---------- DATASET EXTRACT
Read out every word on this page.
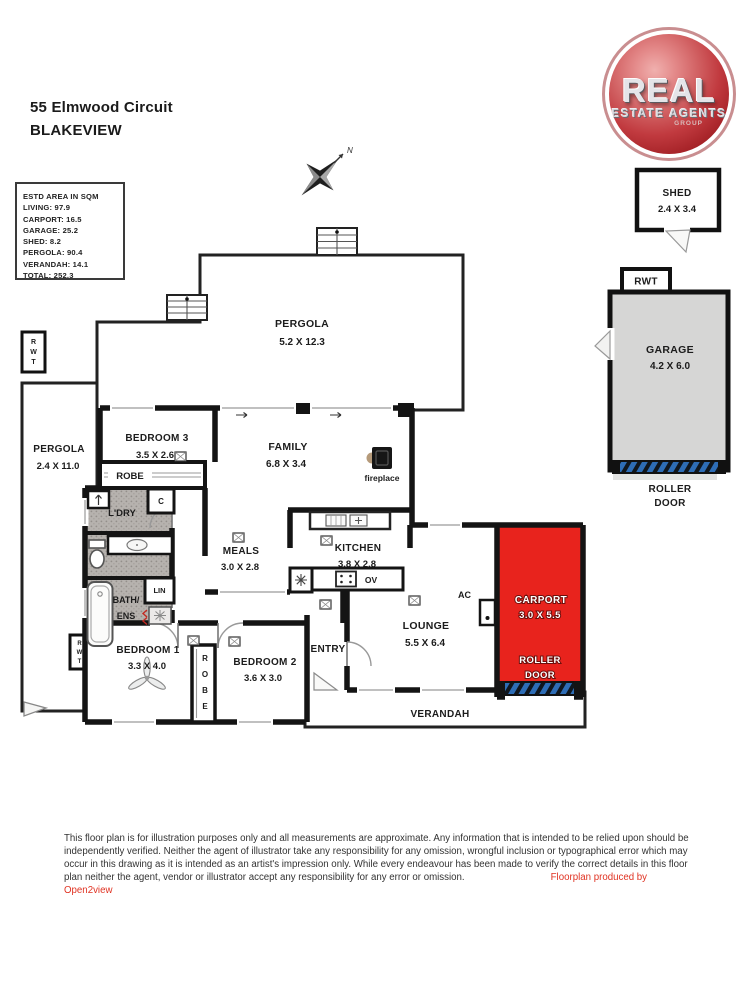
55 Elmwood Circuit
BLAKEVIEW
REAL
ESTATE AGENTS
GROUP
ESTD AREA IN SQM
LIVING: 97.9
CARPORT: 16.5
GARAGE: 25.2
SHED: 8.2
PERGOLA: 90.4
VERANDAH: 14.1
TOTAL: 252.3
R W T
R W T
ROBE
C
LIN
R O B E
OV
BEDROOM 3
3.5 X 2.6
FAMILY
6.8 X 3.4
fireplace
MEALS
3.0 X 2.8
KITCHEN
3.8 X 2.8
LOUNGE
5.5 X 6.4
BEDROOM 1
3.3 X 4.0	BEDROOM 2
3.6 X 3.0
ENTRY
L'DRY
BATH/
ENS
AC
PERGOLA
5.2 X 12.3
PERGOLA
2.4 X 11.0
VERANDAH
CARPORT
3.0 X 5.5
ROLLER
DOOR
N
SHED
2.4 X 3.4
RWT
GARAGE
4.2 X 6.0
ROLLER
DOOR
This floor plan is for illustration purposes only and all measurements are approximate. Any information that is intended to be relied upon should be independently verified. Neither the agent of illustrator take any responsibility for any omission, wrongful inclusion or typographical error which may occur in this drawing as it is intended as an artist's impression only. While every endeavour has been made to verify the correct details in this floor plan neither the agent, vendor or illustrator accept any responsibility for any error or omission.	Floorplan produced by Open2view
--------------------
_STATED PROBLEM:_ Give an exact reproduction of every line, leaving out any picture.

_FINISHED TASK:_
Read out every word on this page.
55 Elmwood Circuit
BLAKEVIEW
REAL
ESTATE AGENTS
GROUP
ESTD AREA IN SQM
LIVING: 97.9
CARPORT: 16.5
GARAGE: 25.2
SHED: 8.2
PERGOLA: 90.4
VERANDAH: 14.1
TOTAL: 252.3
R W T
R W T
ROBE
C
LIN
R O B E
OV
BEDROOM 3
3.5 X 2.6
FAMILY
6.8 X 3.4
fireplace
MEALS
3.0 X 2.8
KITCHEN
3.8 X 2.8
LOUNGE
5.5 X 6.4
BEDROOM 1
3.3 X 4.0	BEDROOM 2
3.6 X 3.0
ENTRY
L'DRY
BATH/
ENS
AC
PERGOLA
5.2 X 12.3
PERGOLA
2.4 X 11.0
VERANDAH
CARPORT
3.0 X 5.5
ROLLER
DOOR
N
SHED
2.4 X 3.4
RWT
GARAGE
4.2 X 6.0
ROLLER
DOOR
This floor plan is for illustration purposes only and all measurements are approximate. Any information that is intended to be relied upon should be independently verified. Neither the agent of illustrator take any responsibility for any omission, wrongful inclusion or typographical error which may occur in this drawing as it is intended as an artist's impression only. While every endeavour has been made to verify the correct details in this floor plan neither the agent, vendor or illustrator accept any responsibility for any error or omission.	Floorplan produced by Open2view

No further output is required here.